[start of RECORDS SHOWN]

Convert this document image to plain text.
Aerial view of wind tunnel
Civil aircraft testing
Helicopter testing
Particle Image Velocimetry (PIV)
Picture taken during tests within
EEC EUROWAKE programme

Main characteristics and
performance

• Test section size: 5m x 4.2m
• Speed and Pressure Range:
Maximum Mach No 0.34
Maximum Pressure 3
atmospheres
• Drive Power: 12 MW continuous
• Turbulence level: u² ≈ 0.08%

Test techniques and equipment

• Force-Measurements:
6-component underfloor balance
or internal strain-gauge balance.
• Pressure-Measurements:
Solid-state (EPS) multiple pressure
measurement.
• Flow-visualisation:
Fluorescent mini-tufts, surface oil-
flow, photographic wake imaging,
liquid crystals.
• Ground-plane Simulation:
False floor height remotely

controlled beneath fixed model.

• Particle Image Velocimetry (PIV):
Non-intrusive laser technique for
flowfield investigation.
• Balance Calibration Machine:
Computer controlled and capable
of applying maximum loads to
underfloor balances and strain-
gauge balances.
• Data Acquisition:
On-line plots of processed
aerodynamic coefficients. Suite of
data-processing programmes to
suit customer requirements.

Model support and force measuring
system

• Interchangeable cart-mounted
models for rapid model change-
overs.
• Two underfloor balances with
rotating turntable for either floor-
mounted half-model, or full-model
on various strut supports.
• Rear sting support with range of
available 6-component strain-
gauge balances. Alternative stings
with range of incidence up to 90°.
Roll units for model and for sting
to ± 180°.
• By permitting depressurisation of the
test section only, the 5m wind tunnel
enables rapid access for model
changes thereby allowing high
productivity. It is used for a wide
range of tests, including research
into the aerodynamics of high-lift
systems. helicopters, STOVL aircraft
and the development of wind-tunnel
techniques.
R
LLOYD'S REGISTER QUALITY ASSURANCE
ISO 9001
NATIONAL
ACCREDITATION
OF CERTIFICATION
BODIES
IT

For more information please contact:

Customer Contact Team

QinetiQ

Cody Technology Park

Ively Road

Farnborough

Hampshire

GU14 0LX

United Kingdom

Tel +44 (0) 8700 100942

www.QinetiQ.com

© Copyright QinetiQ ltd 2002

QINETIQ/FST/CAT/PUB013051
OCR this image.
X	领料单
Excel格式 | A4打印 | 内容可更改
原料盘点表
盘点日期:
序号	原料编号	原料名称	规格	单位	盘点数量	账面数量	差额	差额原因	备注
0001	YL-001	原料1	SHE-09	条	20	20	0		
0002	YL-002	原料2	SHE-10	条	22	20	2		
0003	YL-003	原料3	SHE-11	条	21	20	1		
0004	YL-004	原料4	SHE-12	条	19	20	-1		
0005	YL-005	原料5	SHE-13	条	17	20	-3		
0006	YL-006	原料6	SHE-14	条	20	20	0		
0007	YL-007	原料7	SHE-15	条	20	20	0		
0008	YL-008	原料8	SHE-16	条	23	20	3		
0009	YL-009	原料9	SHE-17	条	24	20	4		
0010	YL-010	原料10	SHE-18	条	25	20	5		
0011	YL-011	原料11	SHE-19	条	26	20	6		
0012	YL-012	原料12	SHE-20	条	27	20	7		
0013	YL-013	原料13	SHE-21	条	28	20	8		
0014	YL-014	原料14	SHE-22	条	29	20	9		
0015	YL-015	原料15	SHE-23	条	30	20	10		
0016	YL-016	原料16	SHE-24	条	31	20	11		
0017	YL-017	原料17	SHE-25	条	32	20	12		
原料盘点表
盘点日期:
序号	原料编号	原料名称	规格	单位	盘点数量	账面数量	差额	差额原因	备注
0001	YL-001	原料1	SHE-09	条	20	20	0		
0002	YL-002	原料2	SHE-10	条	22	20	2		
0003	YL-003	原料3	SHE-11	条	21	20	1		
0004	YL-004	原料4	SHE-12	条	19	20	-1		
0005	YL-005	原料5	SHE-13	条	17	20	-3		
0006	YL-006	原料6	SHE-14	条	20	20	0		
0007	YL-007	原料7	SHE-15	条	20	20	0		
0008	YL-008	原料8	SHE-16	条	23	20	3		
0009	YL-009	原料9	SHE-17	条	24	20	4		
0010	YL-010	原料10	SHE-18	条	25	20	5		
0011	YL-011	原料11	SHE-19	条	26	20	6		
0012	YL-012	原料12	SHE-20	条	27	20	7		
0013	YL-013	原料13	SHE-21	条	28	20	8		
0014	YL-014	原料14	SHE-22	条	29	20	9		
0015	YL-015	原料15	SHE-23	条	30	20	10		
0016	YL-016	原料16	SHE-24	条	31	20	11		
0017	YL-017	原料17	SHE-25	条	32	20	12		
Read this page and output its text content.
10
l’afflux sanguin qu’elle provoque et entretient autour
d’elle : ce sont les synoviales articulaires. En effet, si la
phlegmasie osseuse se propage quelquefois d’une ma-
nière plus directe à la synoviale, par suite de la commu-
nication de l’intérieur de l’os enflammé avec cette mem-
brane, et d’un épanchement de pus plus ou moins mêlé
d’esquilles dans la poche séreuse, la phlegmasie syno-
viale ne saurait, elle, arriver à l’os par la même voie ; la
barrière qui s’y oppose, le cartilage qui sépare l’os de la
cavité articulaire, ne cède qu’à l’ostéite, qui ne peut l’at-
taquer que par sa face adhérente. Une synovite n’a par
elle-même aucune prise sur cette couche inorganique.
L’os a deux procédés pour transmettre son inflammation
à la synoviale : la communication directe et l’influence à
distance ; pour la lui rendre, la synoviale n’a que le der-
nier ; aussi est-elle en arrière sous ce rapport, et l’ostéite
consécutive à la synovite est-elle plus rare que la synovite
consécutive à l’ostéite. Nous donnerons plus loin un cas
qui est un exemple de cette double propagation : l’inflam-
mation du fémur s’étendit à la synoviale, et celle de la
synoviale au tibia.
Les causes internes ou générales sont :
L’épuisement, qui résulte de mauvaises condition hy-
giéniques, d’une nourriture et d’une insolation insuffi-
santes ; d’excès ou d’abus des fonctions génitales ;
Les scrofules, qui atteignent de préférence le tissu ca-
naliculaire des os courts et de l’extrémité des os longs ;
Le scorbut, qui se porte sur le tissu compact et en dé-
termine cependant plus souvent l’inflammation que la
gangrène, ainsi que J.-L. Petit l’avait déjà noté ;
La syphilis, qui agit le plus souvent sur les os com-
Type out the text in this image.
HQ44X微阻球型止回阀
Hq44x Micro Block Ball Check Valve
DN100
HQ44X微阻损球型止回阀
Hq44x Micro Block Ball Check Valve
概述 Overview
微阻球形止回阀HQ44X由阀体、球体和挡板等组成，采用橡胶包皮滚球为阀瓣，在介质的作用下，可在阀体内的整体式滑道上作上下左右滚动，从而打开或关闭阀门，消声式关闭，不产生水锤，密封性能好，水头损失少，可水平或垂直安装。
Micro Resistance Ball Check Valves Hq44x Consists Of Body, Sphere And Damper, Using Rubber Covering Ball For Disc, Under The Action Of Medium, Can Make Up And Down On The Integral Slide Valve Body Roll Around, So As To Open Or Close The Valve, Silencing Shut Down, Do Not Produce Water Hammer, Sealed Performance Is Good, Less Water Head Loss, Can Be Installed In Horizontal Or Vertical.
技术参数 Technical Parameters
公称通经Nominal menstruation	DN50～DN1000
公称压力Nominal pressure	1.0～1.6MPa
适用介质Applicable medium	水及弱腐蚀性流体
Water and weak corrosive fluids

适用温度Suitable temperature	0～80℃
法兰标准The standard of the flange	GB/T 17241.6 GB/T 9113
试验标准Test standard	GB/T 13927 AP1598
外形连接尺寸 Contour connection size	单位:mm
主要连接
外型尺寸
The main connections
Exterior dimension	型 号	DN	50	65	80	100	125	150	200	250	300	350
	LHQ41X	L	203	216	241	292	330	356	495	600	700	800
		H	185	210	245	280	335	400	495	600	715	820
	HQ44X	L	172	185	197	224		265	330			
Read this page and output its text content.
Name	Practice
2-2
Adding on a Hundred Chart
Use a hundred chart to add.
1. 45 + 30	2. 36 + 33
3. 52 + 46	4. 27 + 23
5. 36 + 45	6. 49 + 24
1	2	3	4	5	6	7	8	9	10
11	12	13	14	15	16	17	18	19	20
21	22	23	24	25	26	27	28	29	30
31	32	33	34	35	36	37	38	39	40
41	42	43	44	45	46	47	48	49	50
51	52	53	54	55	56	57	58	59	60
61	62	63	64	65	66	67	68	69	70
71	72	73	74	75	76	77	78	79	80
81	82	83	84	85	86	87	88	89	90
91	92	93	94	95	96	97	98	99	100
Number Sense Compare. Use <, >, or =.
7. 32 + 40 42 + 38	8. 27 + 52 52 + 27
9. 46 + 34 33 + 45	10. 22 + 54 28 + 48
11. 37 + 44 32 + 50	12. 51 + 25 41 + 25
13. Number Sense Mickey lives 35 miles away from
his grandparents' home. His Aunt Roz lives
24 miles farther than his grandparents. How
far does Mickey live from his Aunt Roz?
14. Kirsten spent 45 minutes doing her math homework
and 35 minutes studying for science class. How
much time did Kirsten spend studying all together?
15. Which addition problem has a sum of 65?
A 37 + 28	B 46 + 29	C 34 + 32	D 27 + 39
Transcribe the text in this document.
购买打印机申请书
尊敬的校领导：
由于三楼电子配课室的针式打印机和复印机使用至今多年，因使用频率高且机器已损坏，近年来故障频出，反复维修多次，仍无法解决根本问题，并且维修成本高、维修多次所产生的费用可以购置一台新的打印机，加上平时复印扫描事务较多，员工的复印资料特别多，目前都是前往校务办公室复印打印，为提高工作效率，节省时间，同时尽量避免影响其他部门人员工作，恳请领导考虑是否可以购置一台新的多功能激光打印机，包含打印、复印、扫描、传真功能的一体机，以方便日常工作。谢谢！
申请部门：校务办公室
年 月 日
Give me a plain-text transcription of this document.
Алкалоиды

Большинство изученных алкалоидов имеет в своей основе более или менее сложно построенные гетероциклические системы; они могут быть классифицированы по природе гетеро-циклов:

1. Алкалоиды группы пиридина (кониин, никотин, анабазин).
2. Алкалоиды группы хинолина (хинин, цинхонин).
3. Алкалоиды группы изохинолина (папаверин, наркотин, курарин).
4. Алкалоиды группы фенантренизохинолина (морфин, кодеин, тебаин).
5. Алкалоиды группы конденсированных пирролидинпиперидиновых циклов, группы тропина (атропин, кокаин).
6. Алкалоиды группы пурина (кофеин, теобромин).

[end of RECORDS SHOWN]

## PROBLEM DESCRIPTION
Repeat only the lines from the one holding "Give me a plain-text" through the last line of the data.

## OUTPUT OF THE EXERCISE
Give me a plain-text transcription of this document.
Алкалоиды

Большинство изученных алкалоидов имеет в своей основе более или менее сложно построенные гетероциклические системы; они могут быть классифицированы по природе гетеро-циклов:

1. Алкалоиды группы пиридина (кониин, никотин, анабазин).
2. Алкалоиды группы хинолина (хинин, цинхонин).
3. Алкалоиды группы изохинолина (папаверин, наркотин, курарин).
4. Алкалоиды группы фенантренизохинолина (морфин, кодеин, тебаин).
5. Алкалоиды группы конденсированных пирролидинпиперидиновых циклов, группы тропина (атропин, кокаин).
6. Алкалоиды группы пурина (кофеин, теобромин).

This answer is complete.